◆ **What to work on**
Repeat every entry word for word, but leave the images out of your copy.

◆ **Raw records**
>>>>
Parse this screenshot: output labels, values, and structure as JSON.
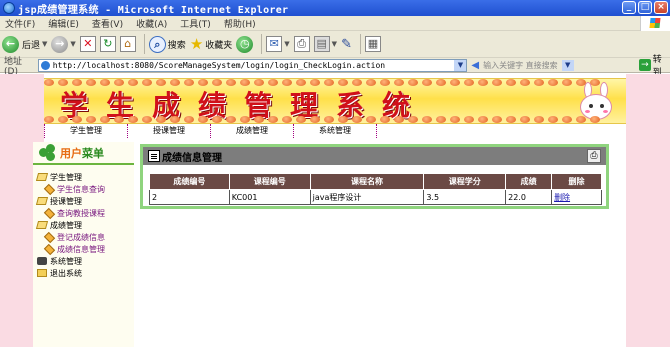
{
  "window": {
    "title": "jsp成绩管理系统 - Microsoft Internet Explorer",
    "minimize": "_",
    "maximize": "□",
    "close": "×"
  },
  "menubar": [
    "文件(F)",
    "编辑(E)",
    "查看(V)",
    "收藏(A)",
    "工具(T)",
    "帮助(H)"
  ],
  "toolbar": {
    "back": "后退",
    "search": "搜索",
    "favorites": "收藏夹"
  },
  "addressbar": {
    "label": "地址(D)",
    "url": "http://localhost:8080/ScoreManageSystem/login/login_CheckLogin.action",
    "search_hint": "输入关键字 直接搜索",
    "go": "转到"
  },
  "banner": {
    "title": "学生成绩管理系统"
  },
  "nav": [
    "学生管理",
    "授课管理",
    "成绩管理",
    "系统管理"
  ],
  "sidebar": {
    "title_a": "用户",
    "title_b": "菜单",
    "groups": [
      {
        "label": "学生管理",
        "children": [
          "学生信息查询"
        ]
      },
      {
        "label": "授课管理",
        "children": [
          "查询教授课程"
        ]
      },
      {
        "label": "成绩管理",
        "children": [
          "登记成绩信息",
          "成绩信息管理"
        ]
      },
      {
        "label": "系统管理",
        "children": []
      },
      {
        "label": "退出系统",
        "children": []
      }
    ]
  },
  "content": {
    "title": "成绩信息管理",
    "table": {
      "headers": [
        "成绩编号",
        "课程编号",
        "课程名称",
        "课程学分",
        "成绩",
        "删除"
      ],
      "rows": [
        [
          "2",
          "KC001",
          "java程序设计",
          "3.5",
          "22.0",
          "删除"
        ]
      ]
    }
  }
}
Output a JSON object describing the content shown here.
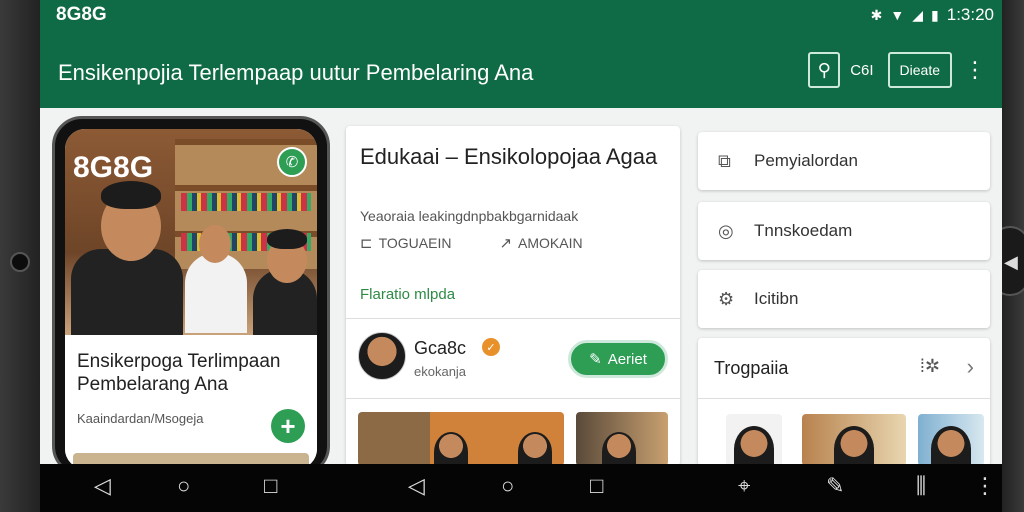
{
  "status": {
    "brand": "8G8G",
    "time": "1:3:20"
  },
  "appbar": {
    "title": "Ensikenpojia Terlempaap uutur Pembelaring Ana",
    "search_label": "C6I",
    "action_button": "Dieate"
  },
  "phone": {
    "brand": "8G8G",
    "card_title": "Ensikerpoga Terlimpaan Pembelarang Ana",
    "card_subtitle": "Kaaindardan/Msogeja"
  },
  "main_card": {
    "title": "Edukaai – Ensikolopojaa Agaa",
    "subtitle": "Yeaoraia leakingdnpbakbgarnidaak",
    "tag1": "TOGUAEIN",
    "tag2": "AMOKAIN",
    "link": "Flaratio mlpda",
    "author_name": "Gca8c",
    "author_handle": "ekokanja",
    "follow_label": "Aeriet"
  },
  "menu": {
    "item1": "Pemyialordan",
    "item2": "Tnnskoedam",
    "item3": "Icitibn"
  },
  "panel": {
    "title": "Trogpaiia"
  },
  "colors": {
    "brand_green": "#0f6b45",
    "accent_green": "#2e9e55",
    "badge_orange": "#e8912a"
  },
  "icons": [
    "bluetooth-icon",
    "wifi-icon",
    "signal-icon",
    "battery-icon",
    "search-icon",
    "more-vert-icon",
    "phone-icon",
    "plus-icon",
    "book-icon",
    "share-icon",
    "verified-icon",
    "edit-icon",
    "book-open-icon",
    "target-icon",
    "settings-icon",
    "filter-icon",
    "chevron-right-icon",
    "back-icon",
    "home-icon",
    "recents-icon",
    "cursor-icon",
    "pen-icon",
    "chart-icon"
  ]
}
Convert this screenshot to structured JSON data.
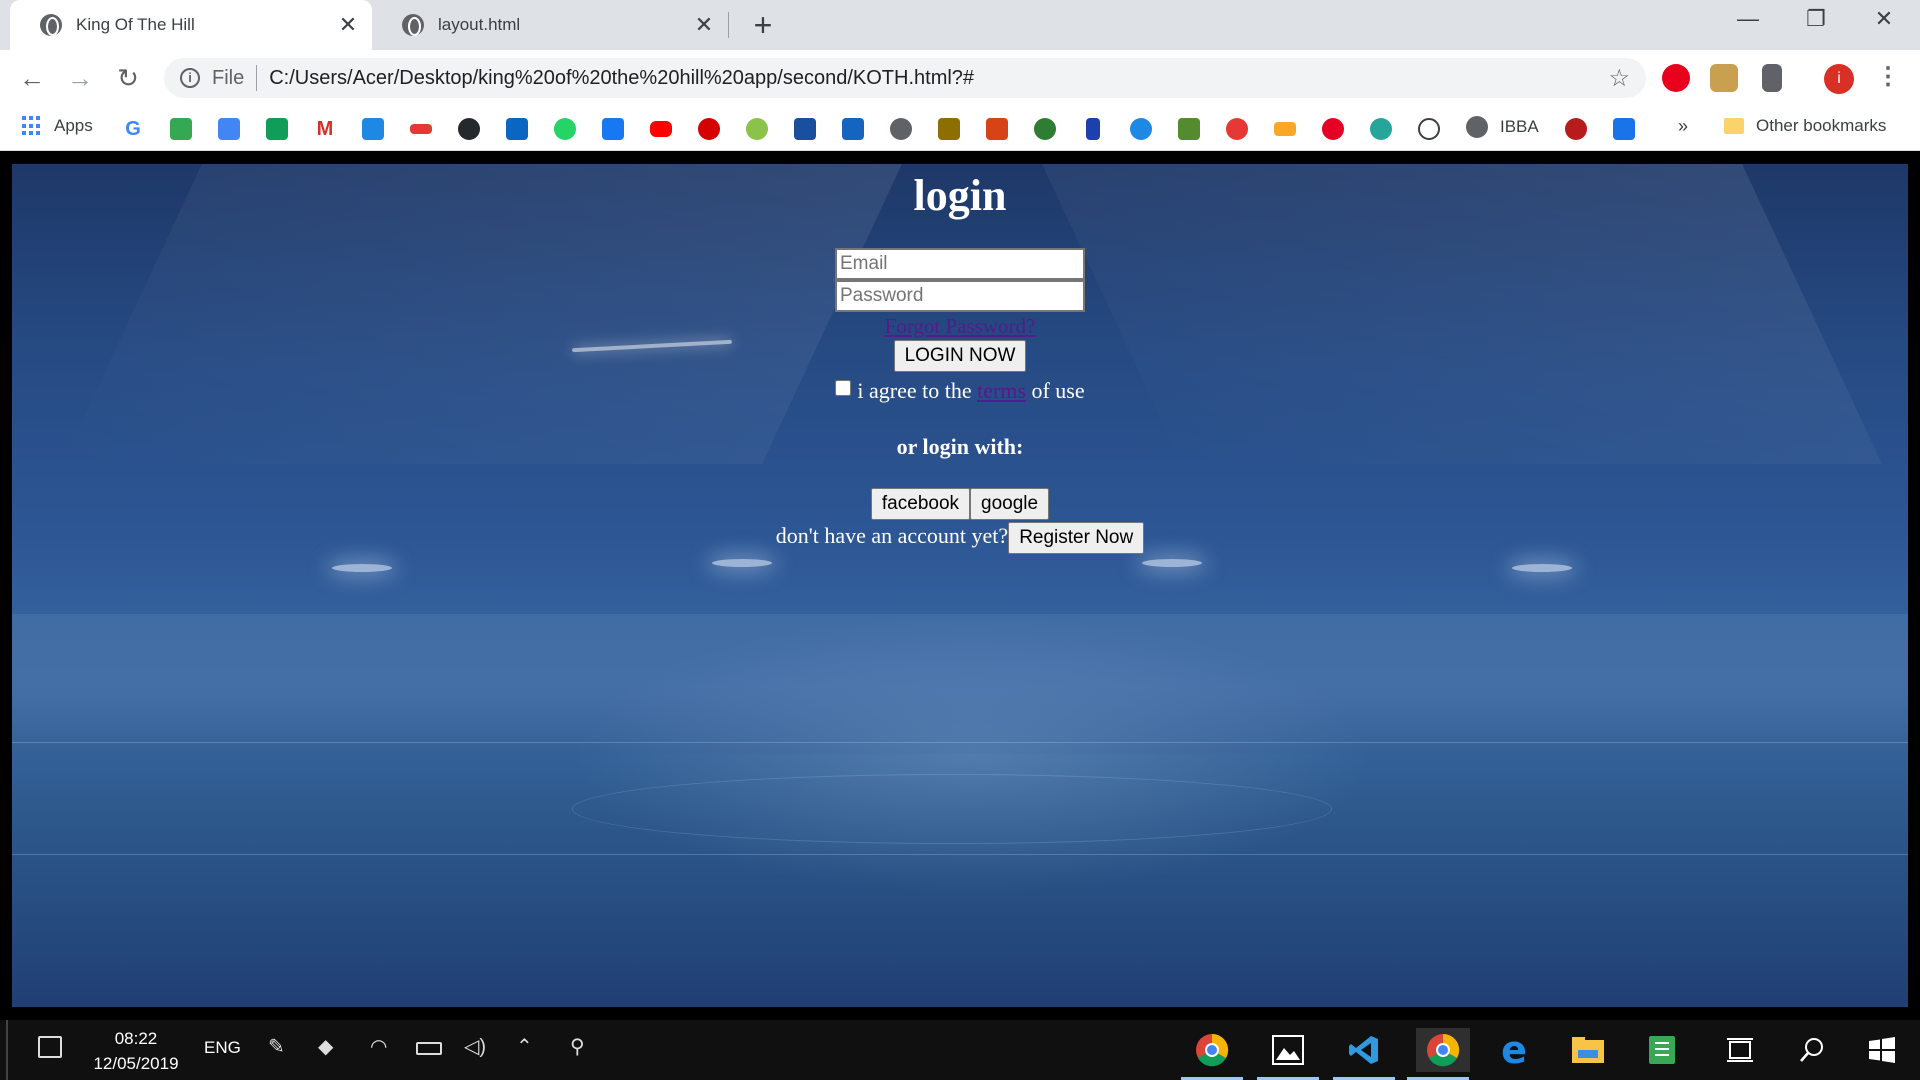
{
  "browser": {
    "tabs": [
      {
        "title": "King Of The Hill",
        "active": true
      },
      {
        "title": "layout.html",
        "active": false
      }
    ],
    "new_tab_symbol": "+",
    "window_controls": {
      "minimize": "—",
      "restore": "❐",
      "close": "✕"
    },
    "omnibox": {
      "scheme_label": "File",
      "url": "C:/Users/Acer/Desktop/king%20of%20the%20hill%20app/second/KOTH.html?#"
    },
    "profile_initial": "i",
    "bookmarks": {
      "apps_label": "Apps",
      "ibba_label": "IBBA",
      "more_label": "»",
      "other_label": "Other bookmarks"
    }
  },
  "page": {
    "title": "login",
    "email_placeholder": "Email",
    "password_placeholder": "Password",
    "forgot_password": "Forgot Password?",
    "login_button": "LOGIN NOW",
    "terms": {
      "prefix": "i agree to the",
      "link": "terms",
      "suffix": "of use"
    },
    "or_login_with": "or login with:",
    "social": {
      "facebook": "facebook",
      "google": "google"
    },
    "register_prompt": "don't have an account yet?",
    "register_button": "Register Now"
  },
  "taskbar": {
    "time": "08:22",
    "date": "12/05/2019",
    "language": "ENG"
  }
}
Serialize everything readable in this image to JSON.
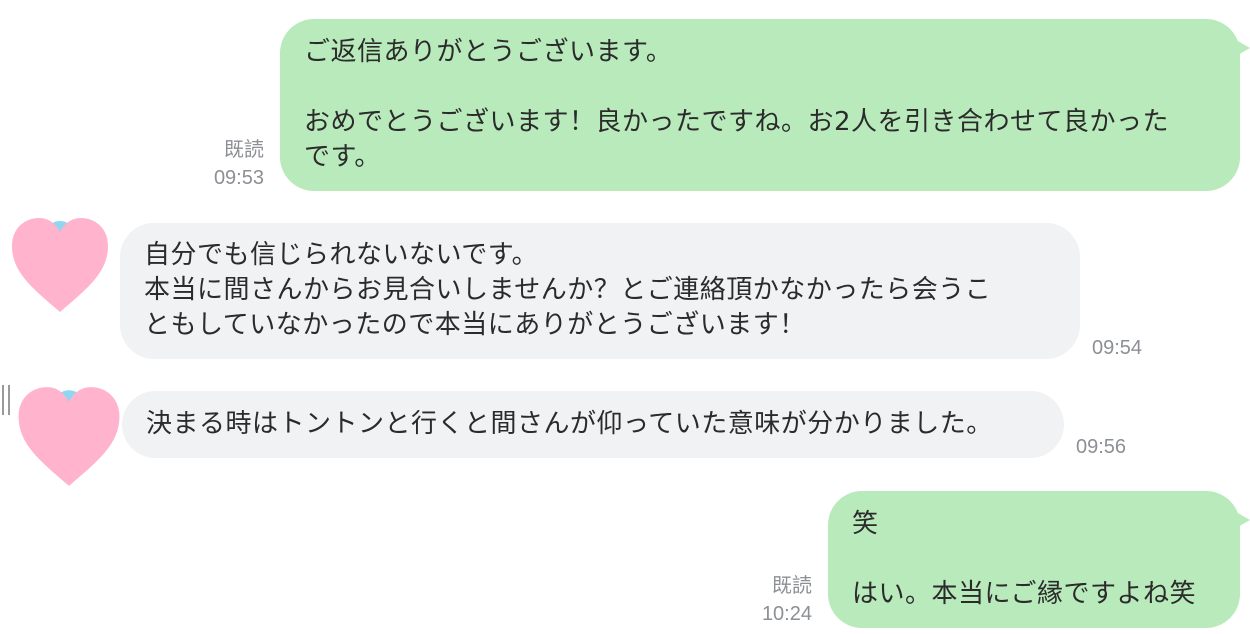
<<<<
◆ **The reply**
Parse this screenshot: output labels, values, and structure as JSON.
{
  "window": {
    "title": "jsp成绩管理系统 - Microsoft Internet Explorer",
    "minimize": "_",
    "maximize": "□",
    "close": "×"
  },
  "menubar": [
    "文件(F)",
    "编辑(E)",
    "查看(V)",
    "收藏(A)",
    "工具(T)",
    "帮助(H)"
  ],
  "toolbar": {
    "back": "后退",
    "search": "搜索",
    "favorites": "收藏夹"
  },
  "addressbar": {
    "label": "地址(D)",
    "url": "http://localhost:8080/ScoreManageSystem/login/login_CheckLogin.action",
    "search_hint": "输入关键字 直接搜索",
    "go": "转到"
  },
  "banner": {
    "title": "学生成绩管理系统"
  },
  "nav": [
    "学生管理",
    "授课管理",
    "成绩管理",
    "系统管理"
  ],
  "sidebar": {
    "title_a": "用户",
    "title_b": "菜单",
    "groups": [
      {
        "label": "学生管理",
        "children": [
          "学生信息查询"
        ]
      },
      {
        "label": "授课管理",
        "children": [
          "查询教授课程"
        ]
      },
      {
        "label": "成绩管理",
        "children": [
          "登记成绩信息",
          "成绩信息管理"
        ]
      },
      {
        "label": "系统管理",
        "children": []
      },
      {
        "label": "退出系统",
        "children": []
      }
    ]
  },
  "content": {
    "title": "成绩信息管理",
    "table": {
      "headers": [
        "成绩编号",
        "课程编号",
        "课程名称",
        "课程学分",
        "成绩",
        "删除"
      ],
      "rows": [
        [
          "2",
          "KC001",
          "java程序设计",
          "3.5",
          "22.0",
          "删除"
        ]
      ]
    }
  }
}
Output a JSON object describing the content shown here.
{
  "status": {
    "brand": "8G8G",
    "time": "1:3:20"
  },
  "appbar": {
    "title": "Ensikenpojia Terlempaap uutur Pembelaring Ana",
    "search_label": "C6I",
    "action_button": "Dieate"
  },
  "phone": {
    "brand": "8G8G",
    "card_title": "Ensikerpoga Terlimpaan Pembelarang Ana",
    "card_subtitle": "Kaaindardan/Msogeja"
  },
  "main_card": {
    "title": "Edukaai – Ensikolopojaa Agaa",
    "subtitle": "Yeaoraia leakingdnpbakbgarnidaak",
    "tag1": "TOGUAEIN",
    "tag2": "AMOKAIN",
    "link": "Flaratio mlpda",
    "author_name": "Gca8c",
    "author_handle": "ekokanja",
    "follow_label": "Aeriet"
  },
  "menu": {
    "item1": "Pemyialordan",
    "item2": "Tnnskoedam",
    "item3": "Icitibn"
  },
  "panel": {
    "title": "Trogpaiia"
  },
  "colors": {
    "brand_green": "#0f6b45",
    "accent_green": "#2e9e55",
    "badge_orange": "#e8912a"
  },
  "icons": [
    "bluetooth-icon",
    "wifi-icon",
    "signal-icon",
    "battery-icon",
    "search-icon",
    "more-vert-icon",
    "phone-icon",
    "plus-icon",
    "book-icon",
    "share-icon",
    "verified-icon",
    "edit-icon",
    "book-open-icon",
    "target-icon",
    "settings-icon",
    "filter-icon",
    "chevron-right-icon",
    "back-icon",
    "home-icon",
    "recents-icon",
    "cursor-icon",
    "pen-icon",
    "chart-icon"
  ]
}
Convert this screenshot to structured JSON data.
{
  "browser": {
    "tabs": [
      {
        "title": "King Of The Hill",
        "active": true
      },
      {
        "title": "layout.html",
        "active": false
      }
    ],
    "new_tab_symbol": "+",
    "window_controls": {
      "minimize": "—",
      "restore": "❐",
      "close": "✕"
    },
    "omnibox": {
      "scheme_label": "File",
      "url": "C:/Users/Acer/Desktop/king%20of%20the%20hill%20app/second/KOTH.html?#"
    },
    "profile_initial": "i",
    "bookmarks": {
      "apps_label": "Apps",
      "ibba_label": "IBBA",
      "more_label": "»",
      "other_label": "Other bookmarks"
    }
  },
  "page": {
    "title": "login",
    "email_placeholder": "Email",
    "password_placeholder": "Password",
    "forgot_password": "Forgot Password?",
    "login_button": "LOGIN NOW",
    "terms": {
      "prefix": "i agree to the",
      "link": "terms",
      "suffix": "of use"
    },
    "or_login_with": "or login with:",
    "social": {
      "facebook": "facebook",
      "google": "google"
    },
    "register_prompt": "don't have an account yet?",
    "register_button": "Register Now"
  },
  "taskbar": {
    "time": "08:22",
    "date": "12/05/2019",
    "language": "ENG"
  }
}
Serialize everything readable in this image to JSON.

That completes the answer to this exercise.